[WHAT THIS TASK INVOLVES]
Copy the data exactly; pictures stay out of the copy.

◆ ◆ ◆ ◆ ◆

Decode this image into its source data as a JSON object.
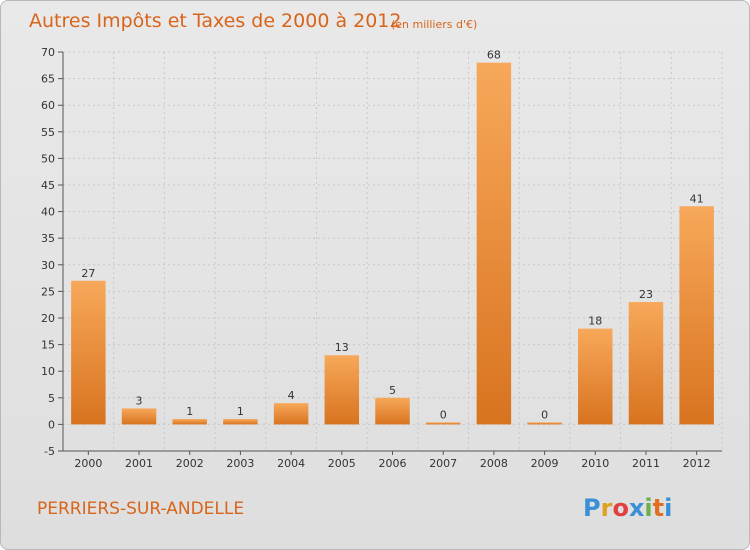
{
  "chart_data": {
    "type": "bar",
    "title": "Autres Impôts et Taxes de 2000 à 2012",
    "subtitle": "(en milliers d'€)",
    "categories": [
      "2000",
      "2001",
      "2002",
      "2003",
      "2004",
      "2005",
      "2006",
      "2007",
      "2008",
      "2009",
      "2010",
      "2011",
      "2012"
    ],
    "values": [
      27,
      3,
      1,
      1,
      4,
      13,
      5,
      0,
      68,
      0,
      18,
      23,
      41
    ],
    "ylim": [
      -5,
      70
    ],
    "yticks": [
      "-5",
      "0",
      "5",
      "10",
      "15",
      "20",
      "25",
      "30",
      "35",
      "40",
      "45",
      "50",
      "55",
      "60",
      "65",
      "70"
    ],
    "grid": true,
    "bar_color_top": "#f7a85a",
    "bar_color_bottom": "#d8731f"
  },
  "footer": {
    "commune": "PERRIERS-SUR-ANDELLE",
    "brand": "Proxiti",
    "brand_colors": [
      "#3a8fd6",
      "#e0a020",
      "#e04040",
      "#3a8fd6",
      "#6ab04c",
      "#e07020",
      "#3a8fd6"
    ]
  },
  "colors": {
    "title": "#d9641a",
    "grid": "#c8c8c8",
    "axis": "#555555"
  }
}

◆ ◆ ◆ ◆ ◆

[RESULT]
Decode this image into its source data as a JSON object.
{
  "chart_data": {
    "type": "bar",
    "title": "Autres Impôts et Taxes de 2000 à 2012",
    "subtitle": "(en milliers d'€)",
    "categories": [
      "2000",
      "2001",
      "2002",
      "2003",
      "2004",
      "2005",
      "2006",
      "2007",
      "2008",
      "2009",
      "2010",
      "2011",
      "2012"
    ],
    "values": [
      27,
      3,
      1,
      1,
      4,
      13,
      5,
      0,
      68,
      0,
      18,
      23,
      41
    ],
    "ylim": [
      -5,
      70
    ],
    "yticks": [
      "-5",
      "0",
      "5",
      "10",
      "15",
      "20",
      "25",
      "30",
      "35",
      "40",
      "45",
      "50",
      "55",
      "60",
      "65",
      "70"
    ],
    "grid": true,
    "bar_color_top": "#f7a85a",
    "bar_color_bottom": "#d8731f"
  },
  "footer": {
    "commune": "PERRIERS-SUR-ANDELLE",
    "brand": "Proxiti",
    "brand_colors": [
      "#3a8fd6",
      "#e0a020",
      "#e04040",
      "#3a8fd6",
      "#6ab04c",
      "#e07020",
      "#3a8fd6"
    ]
  },
  "colors": {
    "title": "#d9641a",
    "grid": "#c8c8c8",
    "axis": "#555555"
  }
}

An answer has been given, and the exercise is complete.